EXERCISE TASK: Check each line of the material below for "name", then copy the ones that contain it.

RECORDS PROVIDED:
"""

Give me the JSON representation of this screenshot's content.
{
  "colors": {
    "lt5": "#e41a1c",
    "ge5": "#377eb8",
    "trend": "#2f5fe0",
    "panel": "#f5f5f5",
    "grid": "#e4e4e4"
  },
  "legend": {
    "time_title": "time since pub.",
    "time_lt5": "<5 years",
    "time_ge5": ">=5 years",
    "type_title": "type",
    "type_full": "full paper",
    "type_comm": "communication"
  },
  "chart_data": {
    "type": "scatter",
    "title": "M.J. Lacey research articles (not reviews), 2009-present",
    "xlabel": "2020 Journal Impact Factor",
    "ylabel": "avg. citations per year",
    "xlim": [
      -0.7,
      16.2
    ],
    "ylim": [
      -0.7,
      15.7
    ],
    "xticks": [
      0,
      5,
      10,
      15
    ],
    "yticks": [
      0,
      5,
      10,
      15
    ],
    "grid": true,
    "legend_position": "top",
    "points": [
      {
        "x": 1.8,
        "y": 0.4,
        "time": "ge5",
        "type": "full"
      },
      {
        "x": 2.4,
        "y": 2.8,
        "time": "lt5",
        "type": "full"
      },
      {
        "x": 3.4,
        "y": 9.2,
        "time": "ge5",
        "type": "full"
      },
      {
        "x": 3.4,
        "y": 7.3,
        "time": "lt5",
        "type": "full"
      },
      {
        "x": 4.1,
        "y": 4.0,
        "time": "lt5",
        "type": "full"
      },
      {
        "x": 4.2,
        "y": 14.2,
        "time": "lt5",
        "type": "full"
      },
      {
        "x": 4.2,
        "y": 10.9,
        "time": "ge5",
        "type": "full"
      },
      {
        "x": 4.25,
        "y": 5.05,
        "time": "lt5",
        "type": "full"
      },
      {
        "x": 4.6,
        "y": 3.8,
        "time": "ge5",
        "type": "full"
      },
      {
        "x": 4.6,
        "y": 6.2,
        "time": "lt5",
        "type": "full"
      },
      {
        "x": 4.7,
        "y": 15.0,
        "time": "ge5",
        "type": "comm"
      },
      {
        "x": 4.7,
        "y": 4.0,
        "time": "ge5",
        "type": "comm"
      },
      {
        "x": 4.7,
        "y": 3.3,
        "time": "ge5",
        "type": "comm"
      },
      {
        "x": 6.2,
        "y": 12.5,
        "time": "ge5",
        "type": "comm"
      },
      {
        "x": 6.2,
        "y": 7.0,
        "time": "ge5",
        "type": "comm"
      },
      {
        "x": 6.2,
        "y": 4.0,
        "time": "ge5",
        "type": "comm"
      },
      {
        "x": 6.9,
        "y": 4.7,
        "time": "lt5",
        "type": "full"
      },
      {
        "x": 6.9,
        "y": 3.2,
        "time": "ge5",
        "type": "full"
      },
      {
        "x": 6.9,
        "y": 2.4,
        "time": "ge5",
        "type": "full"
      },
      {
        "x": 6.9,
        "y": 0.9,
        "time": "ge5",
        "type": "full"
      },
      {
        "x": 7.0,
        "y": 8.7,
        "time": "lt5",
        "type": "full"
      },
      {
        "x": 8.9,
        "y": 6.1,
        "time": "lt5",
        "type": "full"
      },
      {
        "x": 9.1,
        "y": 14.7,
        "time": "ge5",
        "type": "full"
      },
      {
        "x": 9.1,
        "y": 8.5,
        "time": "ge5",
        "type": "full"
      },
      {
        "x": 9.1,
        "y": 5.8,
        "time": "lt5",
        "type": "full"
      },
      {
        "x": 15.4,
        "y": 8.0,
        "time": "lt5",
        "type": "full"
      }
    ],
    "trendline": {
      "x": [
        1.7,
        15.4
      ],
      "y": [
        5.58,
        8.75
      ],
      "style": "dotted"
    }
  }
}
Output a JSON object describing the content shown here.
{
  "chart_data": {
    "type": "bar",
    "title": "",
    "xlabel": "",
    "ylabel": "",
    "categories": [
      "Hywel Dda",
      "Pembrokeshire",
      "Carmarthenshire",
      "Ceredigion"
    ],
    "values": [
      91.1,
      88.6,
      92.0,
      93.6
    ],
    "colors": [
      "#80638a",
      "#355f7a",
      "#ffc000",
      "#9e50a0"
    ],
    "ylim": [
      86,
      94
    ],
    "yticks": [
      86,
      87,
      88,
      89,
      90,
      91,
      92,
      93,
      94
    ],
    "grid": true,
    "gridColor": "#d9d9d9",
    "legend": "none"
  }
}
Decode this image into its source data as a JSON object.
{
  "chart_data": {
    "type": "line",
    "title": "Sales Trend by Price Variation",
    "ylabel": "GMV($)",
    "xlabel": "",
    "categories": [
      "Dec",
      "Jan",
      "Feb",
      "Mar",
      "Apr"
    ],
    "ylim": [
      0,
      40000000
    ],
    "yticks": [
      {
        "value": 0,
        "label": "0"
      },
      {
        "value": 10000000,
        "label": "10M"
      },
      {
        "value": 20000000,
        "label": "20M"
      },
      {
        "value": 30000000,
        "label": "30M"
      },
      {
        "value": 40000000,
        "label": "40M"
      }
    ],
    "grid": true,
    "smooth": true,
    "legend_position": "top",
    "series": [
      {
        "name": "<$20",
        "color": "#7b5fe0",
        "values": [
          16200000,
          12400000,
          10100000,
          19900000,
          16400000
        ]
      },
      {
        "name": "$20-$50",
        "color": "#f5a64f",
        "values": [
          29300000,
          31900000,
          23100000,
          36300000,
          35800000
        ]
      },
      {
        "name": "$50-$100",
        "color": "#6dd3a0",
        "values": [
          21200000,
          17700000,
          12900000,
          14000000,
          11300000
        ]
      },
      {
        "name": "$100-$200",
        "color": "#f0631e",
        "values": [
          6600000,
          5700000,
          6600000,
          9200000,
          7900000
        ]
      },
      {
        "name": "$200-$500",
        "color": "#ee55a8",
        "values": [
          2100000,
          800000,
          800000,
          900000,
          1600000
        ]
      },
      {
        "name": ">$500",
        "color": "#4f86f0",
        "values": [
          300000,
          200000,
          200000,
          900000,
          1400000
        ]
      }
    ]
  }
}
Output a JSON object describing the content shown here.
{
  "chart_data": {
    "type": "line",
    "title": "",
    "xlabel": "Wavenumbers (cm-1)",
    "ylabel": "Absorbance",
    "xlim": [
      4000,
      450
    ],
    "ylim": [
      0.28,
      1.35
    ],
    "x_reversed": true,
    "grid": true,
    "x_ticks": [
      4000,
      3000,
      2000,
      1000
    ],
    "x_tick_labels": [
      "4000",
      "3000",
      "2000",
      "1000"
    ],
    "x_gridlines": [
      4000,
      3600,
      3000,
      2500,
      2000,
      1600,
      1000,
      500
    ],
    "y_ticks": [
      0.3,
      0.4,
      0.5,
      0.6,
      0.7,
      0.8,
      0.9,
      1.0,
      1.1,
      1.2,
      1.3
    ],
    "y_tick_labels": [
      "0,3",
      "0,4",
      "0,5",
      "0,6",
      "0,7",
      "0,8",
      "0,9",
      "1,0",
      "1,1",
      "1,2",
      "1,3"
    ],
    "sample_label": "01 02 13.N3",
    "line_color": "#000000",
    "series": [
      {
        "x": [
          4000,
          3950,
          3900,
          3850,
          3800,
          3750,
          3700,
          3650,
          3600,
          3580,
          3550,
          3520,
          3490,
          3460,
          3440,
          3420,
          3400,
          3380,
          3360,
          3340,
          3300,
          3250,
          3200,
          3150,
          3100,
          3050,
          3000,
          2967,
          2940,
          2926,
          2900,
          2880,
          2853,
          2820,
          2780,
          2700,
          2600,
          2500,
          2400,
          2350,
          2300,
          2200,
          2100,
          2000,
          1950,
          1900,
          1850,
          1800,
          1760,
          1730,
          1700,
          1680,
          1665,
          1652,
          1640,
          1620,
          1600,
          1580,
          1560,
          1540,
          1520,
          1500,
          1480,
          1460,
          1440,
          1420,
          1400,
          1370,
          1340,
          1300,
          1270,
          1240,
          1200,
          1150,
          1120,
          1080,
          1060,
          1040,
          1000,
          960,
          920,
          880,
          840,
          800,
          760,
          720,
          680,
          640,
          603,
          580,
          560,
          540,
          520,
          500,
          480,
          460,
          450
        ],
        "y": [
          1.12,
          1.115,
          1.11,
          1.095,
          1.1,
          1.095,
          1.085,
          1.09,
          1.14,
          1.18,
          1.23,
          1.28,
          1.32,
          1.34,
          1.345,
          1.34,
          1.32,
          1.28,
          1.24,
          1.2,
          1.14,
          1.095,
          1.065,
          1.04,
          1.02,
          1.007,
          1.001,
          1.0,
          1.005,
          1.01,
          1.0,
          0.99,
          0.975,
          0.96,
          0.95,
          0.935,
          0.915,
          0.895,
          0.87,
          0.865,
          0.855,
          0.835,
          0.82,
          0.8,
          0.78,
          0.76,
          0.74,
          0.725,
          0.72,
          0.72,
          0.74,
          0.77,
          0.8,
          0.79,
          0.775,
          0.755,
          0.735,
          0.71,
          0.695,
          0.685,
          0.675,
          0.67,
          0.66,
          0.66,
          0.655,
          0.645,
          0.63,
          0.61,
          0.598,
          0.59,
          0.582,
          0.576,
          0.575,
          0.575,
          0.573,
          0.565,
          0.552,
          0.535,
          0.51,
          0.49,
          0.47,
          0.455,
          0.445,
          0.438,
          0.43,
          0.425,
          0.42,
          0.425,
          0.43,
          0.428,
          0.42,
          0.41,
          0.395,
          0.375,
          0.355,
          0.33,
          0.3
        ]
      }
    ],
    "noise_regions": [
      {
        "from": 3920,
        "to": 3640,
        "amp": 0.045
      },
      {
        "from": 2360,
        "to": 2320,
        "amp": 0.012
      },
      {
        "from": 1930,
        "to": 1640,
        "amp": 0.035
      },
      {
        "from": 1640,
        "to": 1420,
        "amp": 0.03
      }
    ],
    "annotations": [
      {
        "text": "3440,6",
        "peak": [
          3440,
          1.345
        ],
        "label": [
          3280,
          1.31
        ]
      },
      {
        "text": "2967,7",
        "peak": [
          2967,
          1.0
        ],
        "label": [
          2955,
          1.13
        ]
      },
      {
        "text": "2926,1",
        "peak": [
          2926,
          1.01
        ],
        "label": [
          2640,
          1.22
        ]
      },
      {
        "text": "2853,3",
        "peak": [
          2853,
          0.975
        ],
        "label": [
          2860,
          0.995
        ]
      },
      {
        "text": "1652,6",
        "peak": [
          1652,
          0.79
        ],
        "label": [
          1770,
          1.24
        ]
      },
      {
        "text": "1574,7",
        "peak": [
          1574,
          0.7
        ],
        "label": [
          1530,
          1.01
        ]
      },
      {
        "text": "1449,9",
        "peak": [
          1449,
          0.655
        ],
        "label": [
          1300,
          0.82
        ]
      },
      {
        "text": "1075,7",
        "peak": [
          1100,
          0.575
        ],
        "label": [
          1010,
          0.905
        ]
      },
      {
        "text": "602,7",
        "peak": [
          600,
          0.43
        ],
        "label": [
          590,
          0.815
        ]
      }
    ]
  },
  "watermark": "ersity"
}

"""

CORRECT OUTPUT:
        "name": "<$20",
        "name": "$20-$50",
        "name": "$50-$100",
        "name": "$100-$200",
        "name": "$200-$500",
        "name": ">$500",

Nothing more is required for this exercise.